Copy every record below verbatim, line for line, and omit the pictures from your answer.

* Data listing *
======

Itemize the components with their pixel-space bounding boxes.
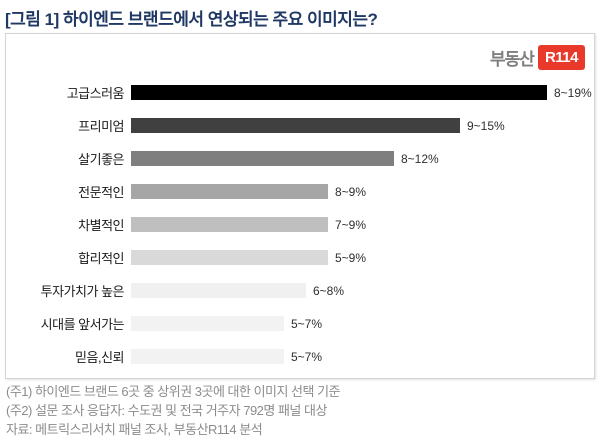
value-label: 8~12% — [401, 151, 439, 166]
logo-text: 부동산 — [490, 50, 535, 69]
footnote-1: (주1) 하이엔드 브랜드 6곳 중 상위권 3곳에 대한 이미지 선택 기준 — [6, 384, 341, 399]
chart-row: 살기좋은 8~12% — [6, 142, 594, 175]
category-label: 투자가치가 높은 — [40, 284, 125, 299]
chart-row: 믿음,신뢰 5~7% — [6, 340, 594, 373]
chart-rows: 고급스러움 8~19% 프리미엄 9~15% 살기좋은 8~12% 전문적인 8~9% 차별적인… — [6, 76, 594, 373]
bar-segment — [131, 349, 284, 364]
chart-row: 투자가치가 높은 6~8% — [6, 274, 594, 307]
category-label: 믿음,신뢰 — [75, 350, 124, 365]
footnotes: (주1) 하이엔드 브랜드 6곳 중 상위권 3곳에 대한 이미지 선택 기준 … — [6, 382, 594, 439]
value-label: 5~9% — [335, 250, 367, 265]
chart-title: [그림 1] 하이엔드 브랜드에서 연상되는 주요 이미지는? — [5, 10, 378, 29]
chart-row: 시대를 앞서가는 5~7% — [6, 307, 594, 340]
chart-area: 부동산 R114 고급스러움 8~19% 프리미엄 9~15% 살기좋은 8~12% 전문적… — [5, 33, 595, 379]
value-label: 5~7% — [291, 349, 323, 364]
category-label: 프리미엄 — [78, 119, 124, 134]
bar-segment — [131, 283, 306, 298]
category-label: 시대를 앞서가는 — [40, 317, 125, 332]
chart-row: 전문적인 8~9% — [6, 175, 594, 208]
value-label: 8~9% — [335, 184, 367, 199]
chart-row: 고급스러움 8~19% — [6, 76, 594, 109]
value-label: 8~19% — [554, 85, 592, 100]
bar-segment — [131, 184, 328, 199]
bar-segment — [131, 250, 328, 265]
category-label: 고급스러움 — [66, 86, 125, 101]
bar-segment — [131, 316, 284, 331]
footnote-source: 자료: 메트릭스리서치 패널 조사, 부동산R114 분석 — [6, 422, 263, 437]
category-label: 살기좋은 — [78, 152, 124, 167]
bar-segment — [131, 217, 328, 232]
bar-segment — [131, 151, 394, 166]
category-label: 합리적인 — [78, 251, 124, 266]
r114-logo: 부동산 R114 — [490, 45, 585, 70]
chart-row: 차별적인 7~9% — [6, 208, 594, 241]
logo-badge: R114 — [537, 45, 585, 70]
value-label: 7~9% — [335, 217, 367, 232]
value-label: 6~8% — [313, 283, 345, 298]
chart-row: 합리적인 5~9% — [6, 241, 594, 274]
bar-segment — [131, 118, 460, 133]
bar-segment — [131, 85, 547, 100]
footnote-2: (주2) 설문 조사 응답자: 수도권 및 전국 거주자 792명 패널 대상 — [6, 403, 327, 418]
value-label: 5~7% — [291, 316, 323, 331]
category-label: 전문적인 — [78, 185, 124, 200]
category-label: 차별적인 — [78, 218, 124, 233]
chart-row: 프리미엄 9~15% — [6, 109, 594, 142]
value-label: 9~15% — [467, 118, 505, 133]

======

* Answer in full *
Itemize the components with their pixel-space bounding boxes.
value-label: 8~12% — [401, 151, 439, 166]
logo-text: 부동산 — [490, 50, 535, 69]
footnote-1: (주1) 하이엔드 브랜드 6곳 중 상위권 3곳에 대한 이미지 선택 기준 — [6, 384, 341, 399]
chart-row: 살기좋은 8~12% — [6, 142, 594, 175]
category-label: 투자가치가 높은 — [40, 284, 125, 299]
chart-row: 믿음,신뢰 5~7% — [6, 340, 594, 373]
chart-rows: 고급스러움 8~19% 프리미엄 9~15% 살기좋은 8~12% 전문적인 8~9% 차별적인… — [6, 76, 594, 373]
bar-segment — [131, 349, 284, 364]
chart-row: 투자가치가 높은 6~8% — [6, 274, 594, 307]
category-label: 믿음,신뢰 — [75, 350, 124, 365]
footnotes: (주1) 하이엔드 브랜드 6곳 중 상위권 3곳에 대한 이미지 선택 기준 … — [6, 382, 594, 439]
value-label: 5~9% — [335, 250, 367, 265]
chart-title: [그림 1] 하이엔드 브랜드에서 연상되는 주요 이미지는? — [5, 10, 378, 29]
chart-row: 시대를 앞서가는 5~7% — [6, 307, 594, 340]
chart-area: 부동산 R114 고급스러움 8~19% 프리미엄 9~15% 살기좋은 8~12% 전문적… — [5, 33, 595, 379]
value-label: 5~7% — [291, 349, 323, 364]
category-label: 프리미엄 — [78, 119, 124, 134]
bar-segment — [131, 283, 306, 298]
category-label: 시대를 앞서가는 — [40, 317, 125, 332]
chart-row: 전문적인 8~9% — [6, 175, 594, 208]
value-label: 8~9% — [335, 184, 367, 199]
chart-row: 고급스러움 8~19% — [6, 76, 594, 109]
value-label: 8~19% — [554, 85, 592, 100]
bar-segment — [131, 184, 328, 199]
bar-segment — [131, 250, 328, 265]
category-label: 고급스러움 — [66, 86, 125, 101]
bar-segment — [131, 316, 284, 331]
footnote-source: 자료: 메트릭스리서치 패널 조사, 부동산R114 분석 — [6, 422, 263, 437]
category-label: 살기좋은 — [78, 152, 124, 167]
bar-segment — [131, 217, 328, 232]
bar-segment — [131, 151, 394, 166]
category-label: 합리적인 — [78, 251, 124, 266]
r114-logo: 부동산 R114 — [490, 45, 585, 70]
chart-row: 차별적인 7~9% — [6, 208, 594, 241]
logo-badge: R114 — [537, 45, 585, 70]
value-label: 7~9% — [335, 217, 367, 232]
value-label: 6~8% — [313, 283, 345, 298]
chart-row: 합리적인 5~9% — [6, 241, 594, 274]
bar-segment — [131, 118, 460, 133]
bar-segment — [131, 85, 547, 100]
footnote-2: (주2) 설문 조사 응답자: 수도권 및 전국 거주자 792명 패널 대상 — [6, 403, 327, 418]
value-label: 5~7% — [291, 316, 323, 331]
category-label: 전문적인 — [78, 185, 124, 200]
category-label: 차별적인 — [78, 218, 124, 233]
chart-row: 프리미엄 9~15% — [6, 109, 594, 142]
value-label: 9~15% — [467, 118, 505, 133]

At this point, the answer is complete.